Box coordinate listings
------------

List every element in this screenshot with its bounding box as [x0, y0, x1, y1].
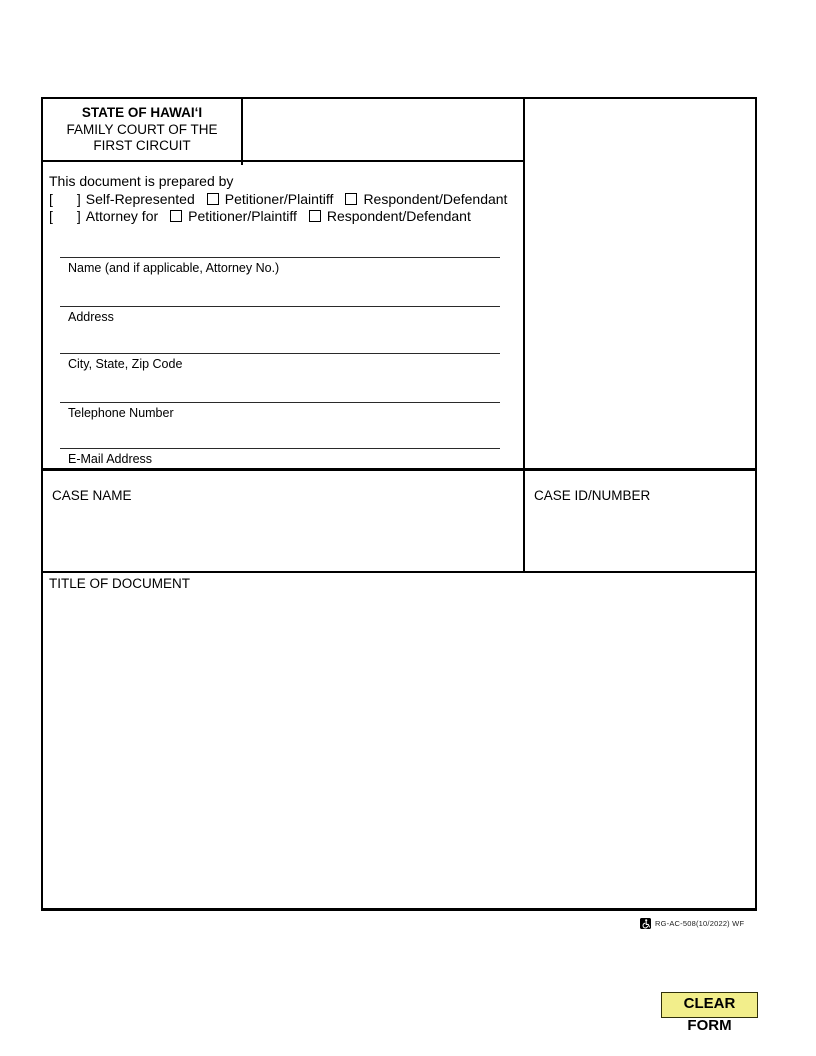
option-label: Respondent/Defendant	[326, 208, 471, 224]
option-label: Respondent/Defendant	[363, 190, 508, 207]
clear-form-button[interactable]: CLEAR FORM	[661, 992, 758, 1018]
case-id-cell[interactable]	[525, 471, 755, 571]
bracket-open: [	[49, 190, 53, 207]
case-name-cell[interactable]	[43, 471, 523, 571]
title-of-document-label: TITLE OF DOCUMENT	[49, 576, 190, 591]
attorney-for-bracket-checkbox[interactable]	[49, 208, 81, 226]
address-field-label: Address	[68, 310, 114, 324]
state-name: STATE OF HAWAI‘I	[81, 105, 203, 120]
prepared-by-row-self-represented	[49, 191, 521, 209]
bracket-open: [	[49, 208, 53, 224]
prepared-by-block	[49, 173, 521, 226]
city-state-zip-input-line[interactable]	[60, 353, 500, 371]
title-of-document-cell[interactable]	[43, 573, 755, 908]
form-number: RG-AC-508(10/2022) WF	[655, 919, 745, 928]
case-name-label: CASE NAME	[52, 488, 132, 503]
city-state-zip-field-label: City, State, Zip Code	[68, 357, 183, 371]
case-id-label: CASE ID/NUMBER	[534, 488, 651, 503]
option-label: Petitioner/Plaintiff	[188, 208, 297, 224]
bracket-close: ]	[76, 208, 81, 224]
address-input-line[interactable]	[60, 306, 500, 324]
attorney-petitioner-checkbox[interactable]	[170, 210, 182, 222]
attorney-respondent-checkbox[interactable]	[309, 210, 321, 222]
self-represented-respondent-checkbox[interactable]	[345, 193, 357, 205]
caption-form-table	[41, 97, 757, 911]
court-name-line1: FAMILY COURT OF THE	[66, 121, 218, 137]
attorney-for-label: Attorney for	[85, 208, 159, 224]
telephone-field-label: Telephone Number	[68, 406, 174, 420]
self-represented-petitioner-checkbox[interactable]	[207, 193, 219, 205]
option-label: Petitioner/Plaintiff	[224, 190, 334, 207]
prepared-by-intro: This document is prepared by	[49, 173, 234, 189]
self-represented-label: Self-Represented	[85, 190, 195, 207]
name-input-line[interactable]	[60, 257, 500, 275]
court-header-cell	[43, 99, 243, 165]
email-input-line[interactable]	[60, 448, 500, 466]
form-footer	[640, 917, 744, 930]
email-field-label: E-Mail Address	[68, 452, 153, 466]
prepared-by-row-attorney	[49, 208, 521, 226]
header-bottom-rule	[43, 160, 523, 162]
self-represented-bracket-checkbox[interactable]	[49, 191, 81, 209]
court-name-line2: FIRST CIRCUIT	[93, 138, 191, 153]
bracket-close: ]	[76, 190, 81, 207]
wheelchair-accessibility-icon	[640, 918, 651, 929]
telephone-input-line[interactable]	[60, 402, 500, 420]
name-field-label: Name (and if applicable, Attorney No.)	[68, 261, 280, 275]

------------

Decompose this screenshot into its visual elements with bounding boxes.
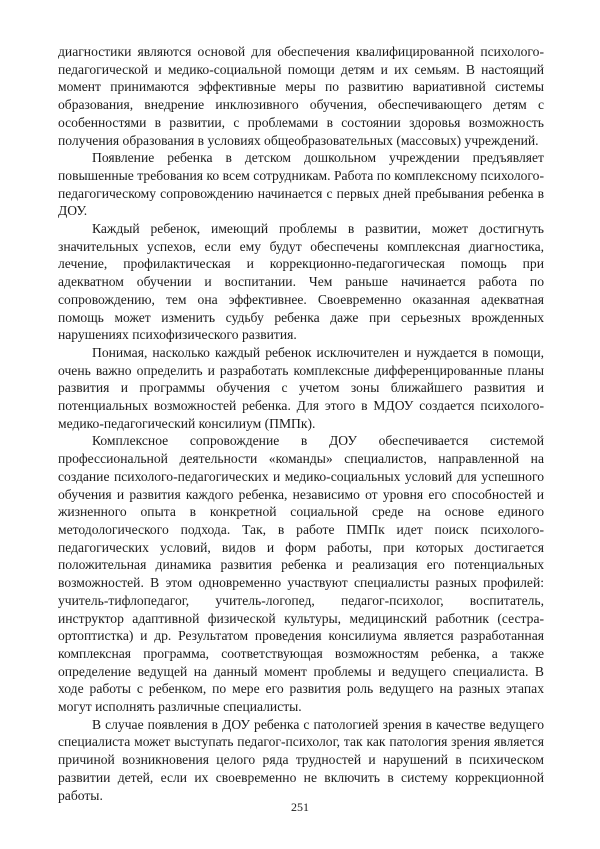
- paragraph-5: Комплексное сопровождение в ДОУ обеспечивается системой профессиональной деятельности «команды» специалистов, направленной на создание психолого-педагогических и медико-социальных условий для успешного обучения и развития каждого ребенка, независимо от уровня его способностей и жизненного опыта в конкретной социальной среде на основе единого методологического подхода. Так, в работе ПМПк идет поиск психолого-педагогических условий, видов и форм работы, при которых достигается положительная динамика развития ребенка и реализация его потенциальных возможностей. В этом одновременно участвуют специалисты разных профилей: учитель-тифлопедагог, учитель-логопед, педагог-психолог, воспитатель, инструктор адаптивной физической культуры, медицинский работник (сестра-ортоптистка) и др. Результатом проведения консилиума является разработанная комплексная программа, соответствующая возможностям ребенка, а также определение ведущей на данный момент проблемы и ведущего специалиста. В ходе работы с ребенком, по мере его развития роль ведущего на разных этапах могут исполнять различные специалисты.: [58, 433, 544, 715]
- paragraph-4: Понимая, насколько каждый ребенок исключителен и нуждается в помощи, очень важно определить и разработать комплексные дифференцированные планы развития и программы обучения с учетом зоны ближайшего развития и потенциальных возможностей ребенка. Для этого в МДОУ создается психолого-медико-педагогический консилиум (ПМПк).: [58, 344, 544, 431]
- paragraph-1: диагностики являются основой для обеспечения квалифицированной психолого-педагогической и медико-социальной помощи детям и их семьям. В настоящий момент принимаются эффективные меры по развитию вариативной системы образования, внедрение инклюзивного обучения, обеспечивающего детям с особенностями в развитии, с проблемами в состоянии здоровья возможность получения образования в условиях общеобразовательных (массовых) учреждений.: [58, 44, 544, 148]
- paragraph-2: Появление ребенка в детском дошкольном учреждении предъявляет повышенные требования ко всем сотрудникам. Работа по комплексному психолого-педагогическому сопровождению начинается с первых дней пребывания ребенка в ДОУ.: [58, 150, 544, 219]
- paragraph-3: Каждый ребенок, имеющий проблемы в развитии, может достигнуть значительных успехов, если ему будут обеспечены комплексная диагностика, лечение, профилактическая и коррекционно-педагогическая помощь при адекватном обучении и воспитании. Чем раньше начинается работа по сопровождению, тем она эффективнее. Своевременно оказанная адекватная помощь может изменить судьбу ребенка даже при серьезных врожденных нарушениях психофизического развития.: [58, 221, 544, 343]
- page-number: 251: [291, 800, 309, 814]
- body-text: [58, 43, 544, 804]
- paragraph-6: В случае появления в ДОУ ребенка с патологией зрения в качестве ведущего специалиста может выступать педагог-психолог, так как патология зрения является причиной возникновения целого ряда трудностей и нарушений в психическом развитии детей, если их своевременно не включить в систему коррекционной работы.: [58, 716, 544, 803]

------------

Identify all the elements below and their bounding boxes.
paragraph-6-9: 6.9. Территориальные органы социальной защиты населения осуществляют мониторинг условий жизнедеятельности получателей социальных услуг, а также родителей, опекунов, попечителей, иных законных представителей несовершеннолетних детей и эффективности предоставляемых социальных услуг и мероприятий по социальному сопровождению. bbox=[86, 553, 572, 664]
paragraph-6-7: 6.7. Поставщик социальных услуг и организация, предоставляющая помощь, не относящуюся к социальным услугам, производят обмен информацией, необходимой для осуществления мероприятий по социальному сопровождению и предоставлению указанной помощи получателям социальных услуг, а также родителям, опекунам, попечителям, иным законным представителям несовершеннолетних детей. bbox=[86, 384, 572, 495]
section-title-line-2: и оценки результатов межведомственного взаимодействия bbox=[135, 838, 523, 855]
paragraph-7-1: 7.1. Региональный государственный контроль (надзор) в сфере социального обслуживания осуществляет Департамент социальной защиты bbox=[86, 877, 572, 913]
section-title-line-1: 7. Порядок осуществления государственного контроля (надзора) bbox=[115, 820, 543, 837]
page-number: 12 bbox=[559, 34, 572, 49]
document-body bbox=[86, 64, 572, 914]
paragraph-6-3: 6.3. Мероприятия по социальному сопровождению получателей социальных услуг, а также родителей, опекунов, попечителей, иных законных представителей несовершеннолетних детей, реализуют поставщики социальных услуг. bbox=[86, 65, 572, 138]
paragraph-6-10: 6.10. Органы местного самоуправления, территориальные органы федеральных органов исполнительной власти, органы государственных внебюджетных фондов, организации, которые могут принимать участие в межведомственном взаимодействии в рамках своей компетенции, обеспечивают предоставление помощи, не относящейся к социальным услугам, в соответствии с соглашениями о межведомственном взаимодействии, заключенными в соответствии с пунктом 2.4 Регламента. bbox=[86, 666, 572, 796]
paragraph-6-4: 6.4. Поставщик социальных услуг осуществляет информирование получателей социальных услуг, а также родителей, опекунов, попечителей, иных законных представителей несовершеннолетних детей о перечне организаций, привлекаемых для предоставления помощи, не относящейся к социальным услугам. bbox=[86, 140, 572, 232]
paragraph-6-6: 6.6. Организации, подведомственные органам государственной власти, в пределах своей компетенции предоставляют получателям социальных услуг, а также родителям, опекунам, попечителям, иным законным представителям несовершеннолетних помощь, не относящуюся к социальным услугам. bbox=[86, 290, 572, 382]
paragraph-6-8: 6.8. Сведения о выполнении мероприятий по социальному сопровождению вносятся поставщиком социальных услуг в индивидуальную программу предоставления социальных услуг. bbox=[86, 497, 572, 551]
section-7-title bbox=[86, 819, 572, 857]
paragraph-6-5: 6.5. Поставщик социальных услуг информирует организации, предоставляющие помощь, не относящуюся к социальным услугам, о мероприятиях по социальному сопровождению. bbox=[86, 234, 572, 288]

------------

Goal: In the material above, take the lines from the one with "208, 471, 224]" through the one with "190, 53, 207]", both included, and put them into a numbered list with no blank lines.

Reply to the task:
1. option-label: Respondent/Defendant	[326, 208, 471, 224]
2. option-label: Respondent/Defendant	[363, 190, 508, 207]
3. clear-form-button[interactable]: CLEAR FORM	[661, 992, 758, 1018]
4. case-id-cell[interactable]	[525, 471, 755, 571]
5. bracket-open: [	[49, 190, 53, 207]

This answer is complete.